What the task asks:
Gather all lines with the word "Choose" in them.

Records for the task:
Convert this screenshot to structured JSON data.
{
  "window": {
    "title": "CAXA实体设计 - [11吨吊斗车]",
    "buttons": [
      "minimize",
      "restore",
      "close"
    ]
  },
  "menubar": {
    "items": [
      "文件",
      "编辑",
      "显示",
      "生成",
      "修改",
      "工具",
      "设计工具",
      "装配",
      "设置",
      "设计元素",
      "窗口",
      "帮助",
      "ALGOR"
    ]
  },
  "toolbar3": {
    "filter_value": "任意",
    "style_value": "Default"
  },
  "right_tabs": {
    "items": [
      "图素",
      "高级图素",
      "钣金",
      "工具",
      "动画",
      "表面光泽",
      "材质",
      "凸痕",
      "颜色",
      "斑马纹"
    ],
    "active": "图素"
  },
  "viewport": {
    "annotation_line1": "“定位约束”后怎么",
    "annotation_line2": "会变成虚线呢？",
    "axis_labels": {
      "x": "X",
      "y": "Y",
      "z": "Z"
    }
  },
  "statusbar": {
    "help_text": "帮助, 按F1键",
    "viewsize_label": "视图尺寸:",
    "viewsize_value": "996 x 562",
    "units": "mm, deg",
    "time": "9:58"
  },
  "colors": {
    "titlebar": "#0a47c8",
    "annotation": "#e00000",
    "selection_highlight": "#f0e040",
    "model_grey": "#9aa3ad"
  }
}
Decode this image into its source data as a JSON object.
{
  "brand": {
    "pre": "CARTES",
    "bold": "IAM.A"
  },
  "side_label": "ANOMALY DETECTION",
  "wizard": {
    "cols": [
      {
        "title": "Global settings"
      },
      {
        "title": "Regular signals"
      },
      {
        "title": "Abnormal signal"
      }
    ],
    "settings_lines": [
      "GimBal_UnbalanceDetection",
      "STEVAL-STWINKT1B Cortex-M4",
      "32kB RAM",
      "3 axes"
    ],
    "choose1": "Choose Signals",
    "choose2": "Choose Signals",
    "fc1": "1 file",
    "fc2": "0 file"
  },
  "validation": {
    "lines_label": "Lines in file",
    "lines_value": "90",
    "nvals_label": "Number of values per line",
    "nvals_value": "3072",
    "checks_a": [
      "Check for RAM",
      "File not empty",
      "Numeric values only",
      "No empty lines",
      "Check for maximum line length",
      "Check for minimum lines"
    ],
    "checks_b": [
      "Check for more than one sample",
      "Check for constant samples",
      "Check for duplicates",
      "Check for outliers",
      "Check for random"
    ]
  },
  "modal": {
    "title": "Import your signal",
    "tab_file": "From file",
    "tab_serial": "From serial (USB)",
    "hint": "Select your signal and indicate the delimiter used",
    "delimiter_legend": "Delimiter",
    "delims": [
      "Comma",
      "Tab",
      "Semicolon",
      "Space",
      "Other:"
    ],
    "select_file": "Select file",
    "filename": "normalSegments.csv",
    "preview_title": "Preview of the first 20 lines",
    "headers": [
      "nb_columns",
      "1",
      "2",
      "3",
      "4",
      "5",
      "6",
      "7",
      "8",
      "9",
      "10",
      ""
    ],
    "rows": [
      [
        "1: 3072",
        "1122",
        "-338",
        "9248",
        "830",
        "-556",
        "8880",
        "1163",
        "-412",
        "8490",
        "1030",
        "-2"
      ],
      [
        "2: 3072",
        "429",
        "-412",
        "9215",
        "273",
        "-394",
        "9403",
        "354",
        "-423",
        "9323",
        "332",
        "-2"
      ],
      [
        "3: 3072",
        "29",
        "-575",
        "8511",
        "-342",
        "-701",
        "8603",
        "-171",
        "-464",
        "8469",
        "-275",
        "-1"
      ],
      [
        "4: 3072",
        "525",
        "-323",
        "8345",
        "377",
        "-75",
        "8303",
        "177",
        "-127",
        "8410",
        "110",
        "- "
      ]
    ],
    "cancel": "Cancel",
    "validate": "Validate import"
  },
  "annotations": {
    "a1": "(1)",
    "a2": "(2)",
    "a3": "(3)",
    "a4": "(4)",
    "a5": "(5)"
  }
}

Answer:
    "choose1": "Choose Signals",
    "choose2": "Choose Signals",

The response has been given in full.